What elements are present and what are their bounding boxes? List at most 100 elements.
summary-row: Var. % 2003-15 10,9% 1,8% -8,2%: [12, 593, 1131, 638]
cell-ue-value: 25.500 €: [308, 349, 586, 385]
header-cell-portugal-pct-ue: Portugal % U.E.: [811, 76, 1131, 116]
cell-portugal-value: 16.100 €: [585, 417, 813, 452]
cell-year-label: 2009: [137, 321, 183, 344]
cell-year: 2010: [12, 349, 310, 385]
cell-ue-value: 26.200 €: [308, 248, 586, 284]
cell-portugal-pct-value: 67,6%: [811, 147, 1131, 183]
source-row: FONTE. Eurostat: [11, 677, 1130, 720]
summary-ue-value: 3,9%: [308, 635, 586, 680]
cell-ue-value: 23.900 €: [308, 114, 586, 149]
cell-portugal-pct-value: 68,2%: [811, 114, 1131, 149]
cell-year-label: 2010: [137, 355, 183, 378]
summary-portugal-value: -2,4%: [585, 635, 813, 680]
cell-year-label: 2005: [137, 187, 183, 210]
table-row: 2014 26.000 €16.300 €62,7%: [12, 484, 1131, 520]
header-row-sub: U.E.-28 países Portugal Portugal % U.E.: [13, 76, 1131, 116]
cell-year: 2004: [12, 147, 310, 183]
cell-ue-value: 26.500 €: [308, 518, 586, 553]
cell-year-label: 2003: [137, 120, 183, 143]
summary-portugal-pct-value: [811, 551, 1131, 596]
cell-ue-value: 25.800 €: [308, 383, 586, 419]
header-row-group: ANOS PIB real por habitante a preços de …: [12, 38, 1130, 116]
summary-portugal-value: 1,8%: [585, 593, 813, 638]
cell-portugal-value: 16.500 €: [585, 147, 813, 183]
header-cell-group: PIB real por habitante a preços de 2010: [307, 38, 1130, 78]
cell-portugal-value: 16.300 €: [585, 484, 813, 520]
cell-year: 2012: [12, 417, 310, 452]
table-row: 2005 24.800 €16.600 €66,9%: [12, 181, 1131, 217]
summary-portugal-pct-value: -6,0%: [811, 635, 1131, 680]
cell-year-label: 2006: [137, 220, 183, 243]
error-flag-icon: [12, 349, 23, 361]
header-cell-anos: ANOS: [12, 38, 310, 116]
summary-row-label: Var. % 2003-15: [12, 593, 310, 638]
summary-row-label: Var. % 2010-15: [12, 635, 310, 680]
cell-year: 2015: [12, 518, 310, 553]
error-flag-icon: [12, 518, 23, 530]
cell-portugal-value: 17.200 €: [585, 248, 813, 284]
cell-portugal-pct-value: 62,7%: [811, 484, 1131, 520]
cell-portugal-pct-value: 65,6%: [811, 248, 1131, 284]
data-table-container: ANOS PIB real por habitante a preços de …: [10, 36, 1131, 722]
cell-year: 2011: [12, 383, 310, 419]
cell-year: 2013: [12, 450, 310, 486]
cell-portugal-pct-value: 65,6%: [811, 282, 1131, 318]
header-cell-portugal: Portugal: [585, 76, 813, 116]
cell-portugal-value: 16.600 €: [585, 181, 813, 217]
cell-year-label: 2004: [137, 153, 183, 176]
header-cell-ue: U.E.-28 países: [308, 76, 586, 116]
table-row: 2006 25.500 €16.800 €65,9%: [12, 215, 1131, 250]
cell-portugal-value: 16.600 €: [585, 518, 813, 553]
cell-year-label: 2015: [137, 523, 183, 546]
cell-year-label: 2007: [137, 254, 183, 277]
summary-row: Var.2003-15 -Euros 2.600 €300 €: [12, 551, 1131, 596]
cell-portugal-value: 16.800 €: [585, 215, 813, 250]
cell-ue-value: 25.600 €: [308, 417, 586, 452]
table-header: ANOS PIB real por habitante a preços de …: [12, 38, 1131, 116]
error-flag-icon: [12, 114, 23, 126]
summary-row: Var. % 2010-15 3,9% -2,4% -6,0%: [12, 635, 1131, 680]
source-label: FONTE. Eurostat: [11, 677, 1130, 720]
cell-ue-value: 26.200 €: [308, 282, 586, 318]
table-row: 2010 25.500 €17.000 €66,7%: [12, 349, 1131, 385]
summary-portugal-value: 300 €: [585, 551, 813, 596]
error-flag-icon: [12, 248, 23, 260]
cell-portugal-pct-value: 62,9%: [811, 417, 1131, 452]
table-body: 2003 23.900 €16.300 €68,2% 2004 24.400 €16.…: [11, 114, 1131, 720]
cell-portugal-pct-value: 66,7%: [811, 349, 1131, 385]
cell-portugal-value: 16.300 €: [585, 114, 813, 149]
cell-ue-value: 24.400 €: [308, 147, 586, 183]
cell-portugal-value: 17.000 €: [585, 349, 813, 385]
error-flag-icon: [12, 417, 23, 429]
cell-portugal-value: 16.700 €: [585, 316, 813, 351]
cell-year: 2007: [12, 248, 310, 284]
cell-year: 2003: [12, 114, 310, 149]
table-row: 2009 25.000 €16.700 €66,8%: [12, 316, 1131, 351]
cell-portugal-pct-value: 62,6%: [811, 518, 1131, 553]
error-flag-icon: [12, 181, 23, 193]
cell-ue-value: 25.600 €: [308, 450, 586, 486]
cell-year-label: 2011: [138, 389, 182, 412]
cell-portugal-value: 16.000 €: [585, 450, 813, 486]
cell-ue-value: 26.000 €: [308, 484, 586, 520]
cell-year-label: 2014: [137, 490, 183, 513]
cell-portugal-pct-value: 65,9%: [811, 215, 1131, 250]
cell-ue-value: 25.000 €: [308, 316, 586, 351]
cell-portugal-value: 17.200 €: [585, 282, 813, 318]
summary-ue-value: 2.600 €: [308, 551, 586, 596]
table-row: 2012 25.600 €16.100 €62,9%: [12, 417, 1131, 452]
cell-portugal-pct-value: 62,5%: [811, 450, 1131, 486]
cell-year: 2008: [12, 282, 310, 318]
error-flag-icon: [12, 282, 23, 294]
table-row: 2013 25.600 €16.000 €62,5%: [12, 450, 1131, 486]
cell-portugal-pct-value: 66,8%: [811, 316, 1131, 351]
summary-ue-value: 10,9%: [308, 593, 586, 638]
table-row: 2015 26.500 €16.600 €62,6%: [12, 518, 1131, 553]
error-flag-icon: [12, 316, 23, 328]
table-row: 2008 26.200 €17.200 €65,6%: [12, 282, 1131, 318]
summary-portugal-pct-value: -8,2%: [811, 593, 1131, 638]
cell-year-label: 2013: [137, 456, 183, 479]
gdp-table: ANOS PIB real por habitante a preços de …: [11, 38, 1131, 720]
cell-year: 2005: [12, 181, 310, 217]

####################

### WHAT YOU SHOULD DO:
Write out all of the entries above again, line for line and without any changes.

### FULL OUTPUT:
What elements are present and what are their bounding boxes? List at most 100 elements.
summary-row: Var. % 2003-15 10,9% 1,8% -8,2%: [12, 593, 1131, 638]
cell-ue-value: 25.500 €: [308, 349, 586, 385]
header-cell-portugal-pct-ue: Portugal % U.E.: [811, 76, 1131, 116]
cell-portugal-value: 16.100 €: [585, 417, 813, 452]
cell-year-label: 2009: [137, 321, 183, 344]
cell-year: 2010: [12, 349, 310, 385]
cell-ue-value: 26.200 €: [308, 248, 586, 284]
cell-portugal-pct-value: 67,6%: [811, 147, 1131, 183]
source-row: FONTE. Eurostat: [11, 677, 1130, 720]
summary-ue-value: 3,9%: [308, 635, 586, 680]
cell-ue-value: 23.900 €: [308, 114, 586, 149]
cell-portugal-pct-value: 68,2%: [811, 114, 1131, 149]
cell-year-label: 2010: [137, 355, 183, 378]
summary-portugal-value: -2,4%: [585, 635, 813, 680]
cell-year-label: 2005: [137, 187, 183, 210]
table-row: 2014 26.000 €16.300 €62,7%: [12, 484, 1131, 520]
header-row-sub: U.E.-28 países Portugal Portugal % U.E.: [13, 76, 1131, 116]
cell-year: 2004: [12, 147, 310, 183]
cell-ue-value: 26.500 €: [308, 518, 586, 553]
cell-year-label: 2003: [137, 120, 183, 143]
summary-portugal-pct-value: [811, 551, 1131, 596]
cell-ue-value: 25.800 €: [308, 383, 586, 419]
header-row-group: ANOS PIB real por habitante a preços de …: [12, 38, 1130, 116]
summary-portugal-value: 1,8%: [585, 593, 813, 638]
cell-portugal-value: 16.500 €: [585, 147, 813, 183]
header-cell-group: PIB real por habitante a preços de 2010: [307, 38, 1130, 78]
cell-portugal-value: 16.300 €: [585, 484, 813, 520]
cell-year: 2012: [12, 417, 310, 452]
table-row: 2005 24.800 €16.600 €66,9%: [12, 181, 1131, 217]
summary-portugal-pct-value: -6,0%: [811, 635, 1131, 680]
cell-year-label: 2006: [137, 220, 183, 243]
error-flag-icon: [12, 349, 23, 361]
header-cell-anos: ANOS: [12, 38, 310, 116]
summary-row-label: Var. % 2003-15: [12, 593, 310, 638]
summary-row-label: Var. % 2010-15: [12, 635, 310, 680]
cell-year: 2015: [12, 518, 310, 553]
error-flag-icon: [12, 518, 23, 530]
cell-portugal-value: 17.200 €: [585, 248, 813, 284]
cell-portugal-pct-value: 62,7%: [811, 484, 1131, 520]
cell-portugal-pct-value: 65,6%: [811, 248, 1131, 284]
data-table-container: ANOS PIB real por habitante a preços de …: [10, 36, 1131, 722]
cell-year: 2011: [12, 383, 310, 419]
cell-year: 2013: [12, 450, 310, 486]
cell-portugal-pct-value: 65,6%: [811, 282, 1131, 318]
header-cell-portugal: Portugal: [585, 76, 813, 116]
cell-portugal-value: 16.600 €: [585, 181, 813, 217]
cell-year-label: 2004: [137, 153, 183, 176]
header-cell-ue: U.E.-28 países: [308, 76, 586, 116]
table-row: 2006 25.500 €16.800 €65,9%: [12, 215, 1131, 250]
cell-portugal-value: 16.600 €: [585, 518, 813, 553]
cell-year-label: 2015: [137, 523, 183, 546]
cell-year-label: 2007: [137, 254, 183, 277]
summary-row: Var.2003-15 -Euros 2.600 €300 €: [12, 551, 1131, 596]
cell-portugal-value: 16.800 €: [585, 215, 813, 250]
cell-ue-value: 25.600 €: [308, 417, 586, 452]
table-header: ANOS PIB real por habitante a preços de …: [12, 38, 1131, 116]
error-flag-icon: [12, 114, 23, 126]
summary-row: Var. % 2010-15 3,9% -2,4% -6,0%: [12, 635, 1131, 680]
source-label: FONTE. Eurostat: [11, 677, 1130, 720]
cell-ue-value: 26.200 €: [308, 282, 586, 318]
table-row: 2010 25.500 €17.000 €66,7%: [12, 349, 1131, 385]
summary-portugal-value: 300 €: [585, 551, 813, 596]
error-flag-icon: [12, 248, 23, 260]
cell-portugal-pct-value: 62,9%: [811, 417, 1131, 452]
table-body: 2003 23.900 €16.300 €68,2% 2004 24.400 €16.…: [11, 114, 1131, 720]
cell-portugal-pct-value: 66,7%: [811, 349, 1131, 385]
cell-portugal-value: 16.300 €: [585, 114, 813, 149]
cell-ue-value: 24.400 €: [308, 147, 586, 183]
cell-portugal-value: 17.000 €: [585, 349, 813, 385]
error-flag-icon: [12, 417, 23, 429]
cell-portugal-value: 16.700 €: [585, 316, 813, 351]
cell-year: 2007: [12, 248, 310, 284]
cell-year: 2003: [12, 114, 310, 149]
table-row: 2009 25.000 €16.700 €66,8%: [12, 316, 1131, 351]
cell-portugal-pct-value: 62,6%: [811, 518, 1131, 553]
error-flag-icon: [12, 181, 23, 193]
cell-ue-value: 25.600 €: [308, 450, 586, 486]
cell-year-label: 2011: [138, 389, 182, 412]
cell-portugal-value: 16.000 €: [585, 450, 813, 486]
cell-ue-value: 26.000 €: [308, 484, 586, 520]
cell-year-label: 2014: [137, 490, 183, 513]
cell-portugal-pct-value: 65,9%: [811, 215, 1131, 250]
cell-ue-value: 25.000 €: [308, 316, 586, 351]
cell-portugal-value: 17.200 €: [585, 282, 813, 318]
summary-ue-value: 2.600 €: [308, 551, 586, 596]
table-row: 2012 25.600 €16.100 €62,9%: [12, 417, 1131, 452]
cell-portugal-pct-value: 62,5%: [811, 450, 1131, 486]
cell-year: 2008: [12, 282, 310, 318]
error-flag-icon: [12, 282, 23, 294]
table-row: 2013 25.600 €16.000 €62,5%: [12, 450, 1131, 486]
cell-portugal-pct-value: 66,8%: [811, 316, 1131, 351]
summary-ue-value: 10,9%: [308, 593, 586, 638]
table-row: 2015 26.500 €16.600 €62,6%: [12, 518, 1131, 553]
error-flag-icon: [12, 316, 23, 328]
table-row: 2008 26.200 €17.200 €65,6%: [12, 282, 1131, 318]
summary-portugal-pct-value: -8,2%: [811, 593, 1131, 638]
cell-year-label: 2013: [137, 456, 183, 479]
gdp-table: ANOS PIB real por habitante a preços de …: [11, 38, 1131, 720]
cell-year: 2005: [12, 181, 310, 217]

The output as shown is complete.